— WORK TO DO —
Write out the records that appear below, verbatim and complete, but without pictures.

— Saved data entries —

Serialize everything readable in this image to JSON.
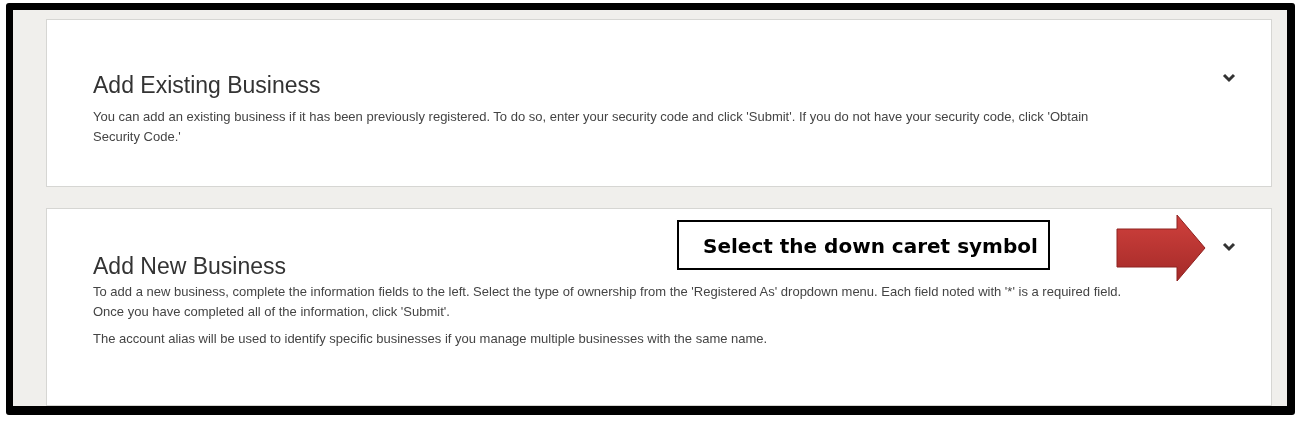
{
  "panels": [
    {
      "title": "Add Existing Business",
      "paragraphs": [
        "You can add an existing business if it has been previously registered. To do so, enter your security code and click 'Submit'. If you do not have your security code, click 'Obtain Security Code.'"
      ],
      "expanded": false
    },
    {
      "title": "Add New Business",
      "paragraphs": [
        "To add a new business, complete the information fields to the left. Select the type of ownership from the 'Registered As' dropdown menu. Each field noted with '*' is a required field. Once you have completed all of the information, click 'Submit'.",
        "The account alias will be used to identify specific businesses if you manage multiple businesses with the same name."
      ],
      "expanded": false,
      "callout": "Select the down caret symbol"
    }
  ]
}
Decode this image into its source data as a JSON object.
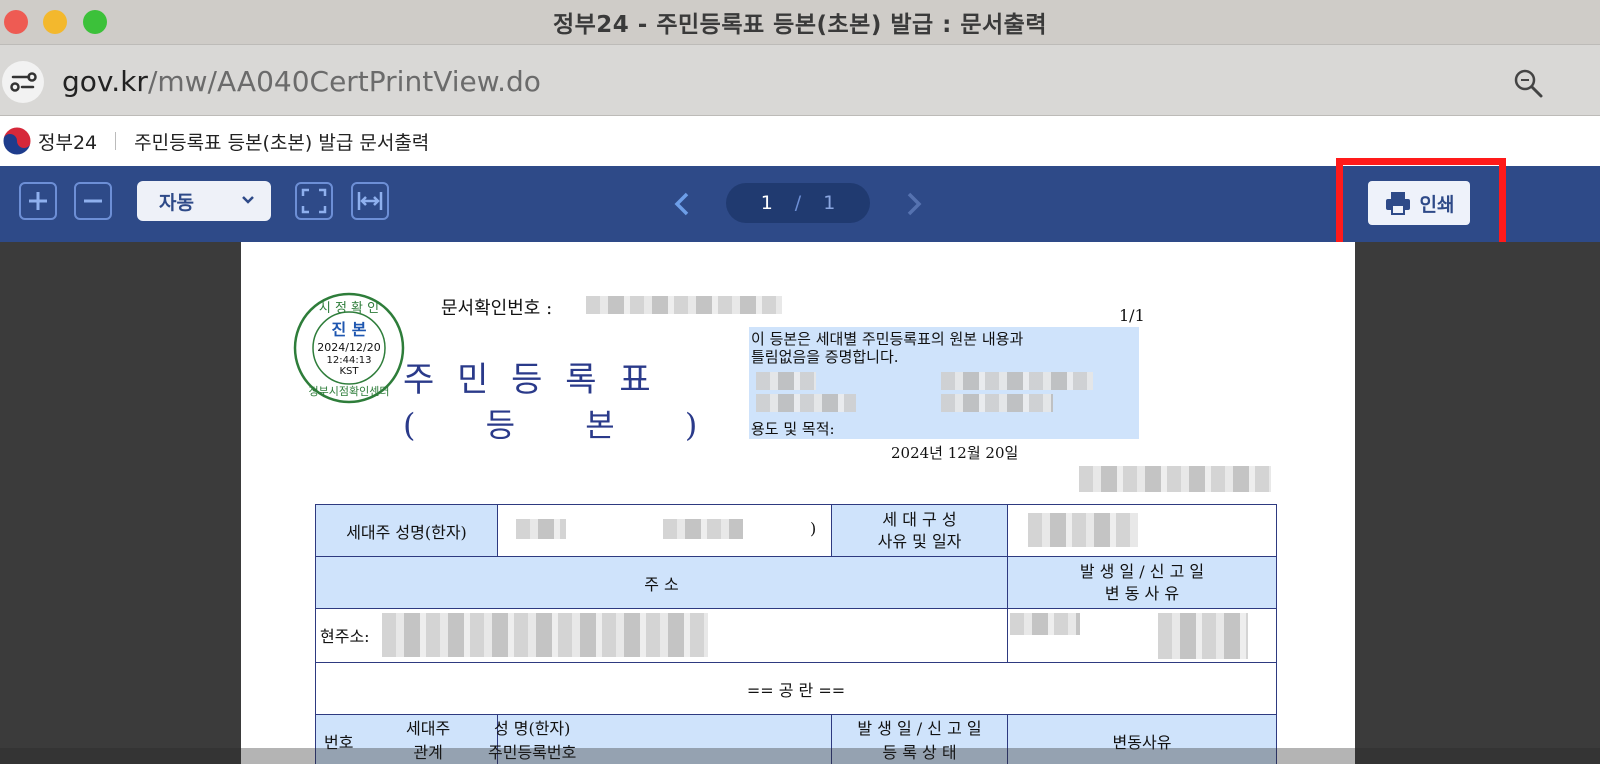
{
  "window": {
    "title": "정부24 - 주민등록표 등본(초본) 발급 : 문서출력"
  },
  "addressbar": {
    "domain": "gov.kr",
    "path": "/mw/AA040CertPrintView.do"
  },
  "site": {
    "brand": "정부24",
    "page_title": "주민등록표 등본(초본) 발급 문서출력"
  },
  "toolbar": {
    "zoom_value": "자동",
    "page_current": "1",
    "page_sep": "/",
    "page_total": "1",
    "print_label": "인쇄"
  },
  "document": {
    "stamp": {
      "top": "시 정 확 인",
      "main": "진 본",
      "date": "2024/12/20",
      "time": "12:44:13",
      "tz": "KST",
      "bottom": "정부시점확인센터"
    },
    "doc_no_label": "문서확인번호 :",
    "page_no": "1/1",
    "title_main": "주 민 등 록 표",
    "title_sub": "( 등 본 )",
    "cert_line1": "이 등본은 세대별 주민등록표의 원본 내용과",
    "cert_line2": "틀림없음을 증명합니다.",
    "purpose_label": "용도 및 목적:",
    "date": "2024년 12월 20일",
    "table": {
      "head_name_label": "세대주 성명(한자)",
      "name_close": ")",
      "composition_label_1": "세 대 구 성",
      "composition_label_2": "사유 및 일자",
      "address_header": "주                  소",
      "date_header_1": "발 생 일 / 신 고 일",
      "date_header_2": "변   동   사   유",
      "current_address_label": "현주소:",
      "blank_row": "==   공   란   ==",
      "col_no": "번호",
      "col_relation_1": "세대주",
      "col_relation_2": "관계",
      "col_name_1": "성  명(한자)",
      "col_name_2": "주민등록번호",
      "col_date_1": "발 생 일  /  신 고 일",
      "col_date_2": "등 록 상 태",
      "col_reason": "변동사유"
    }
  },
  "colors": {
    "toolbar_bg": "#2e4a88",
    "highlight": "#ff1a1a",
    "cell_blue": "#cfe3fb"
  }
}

— FULL RESPONSE —
Serialize everything readable in this image to JSON.
{
  "panels": [
    {
      "title": "Add Existing Business",
      "paragraphs": [
        "You can add an existing business if it has been previously registered. To do so, enter your security code and click 'Submit'. If you do not have your security code, click 'Obtain Security Code.'"
      ],
      "expanded": false
    },
    {
      "title": "Add New Business",
      "paragraphs": [
        "To add a new business, complete the information fields to the left. Select the type of ownership from the 'Registered As' dropdown menu. Each field noted with '*' is a required field. Once you have completed all of the information, click 'Submit'.",
        "The account alias will be used to identify specific businesses if you manage multiple businesses with the same name."
      ],
      "expanded": false,
      "callout": "Select the down caret symbol"
    }
  ]
}
Decode this image into its source data as a JSON object.
{
  "window": {
    "title": "정부24 - 주민등록표 등본(초본) 발급 : 문서출력"
  },
  "addressbar": {
    "domain": "gov.kr",
    "path": "/mw/AA040CertPrintView.do"
  },
  "site": {
    "brand": "정부24",
    "page_title": "주민등록표 등본(초본) 발급 문서출력"
  },
  "toolbar": {
    "zoom_value": "자동",
    "page_current": "1",
    "page_sep": "/",
    "page_total": "1",
    "print_label": "인쇄"
  },
  "document": {
    "stamp": {
      "top": "시 정 확 인",
      "main": "진 본",
      "date": "2024/12/20",
      "time": "12:44:13",
      "tz": "KST",
      "bottom": "정부시점확인센터"
    },
    "doc_no_label": "문서확인번호 :",
    "page_no": "1/1",
    "title_main": "주 민 등 록 표",
    "title_sub": "( 등 본 )",
    "cert_line1": "이 등본은 세대별 주민등록표의 원본 내용과",
    "cert_line2": "틀림없음을 증명합니다.",
    "purpose_label": "용도 및 목적:",
    "date": "2024년 12월 20일",
    "table": {
      "head_name_label": "세대주 성명(한자)",
      "name_close": ")",
      "composition_label_1": "세 대 구 성",
      "composition_label_2": "사유 및 일자",
      "address_header": "주                  소",
      "date_header_1": "발 생 일 / 신 고 일",
      "date_header_2": "변   동   사   유",
      "current_address_label": "현주소:",
      "blank_row": "==   공   란   ==",
      "col_no": "번호",
      "col_relation_1": "세대주",
      "col_relation_2": "관계",
      "col_name_1": "성  명(한자)",
      "col_name_2": "주민등록번호",
      "col_date_1": "발 생 일  /  신 고 일",
      "col_date_2": "등 록 상 태",
      "col_reason": "변동사유"
    }
  },
  "colors": {
    "toolbar_bg": "#2e4a88",
    "highlight": "#ff1a1a",
    "cell_blue": "#cfe3fb"
  }
}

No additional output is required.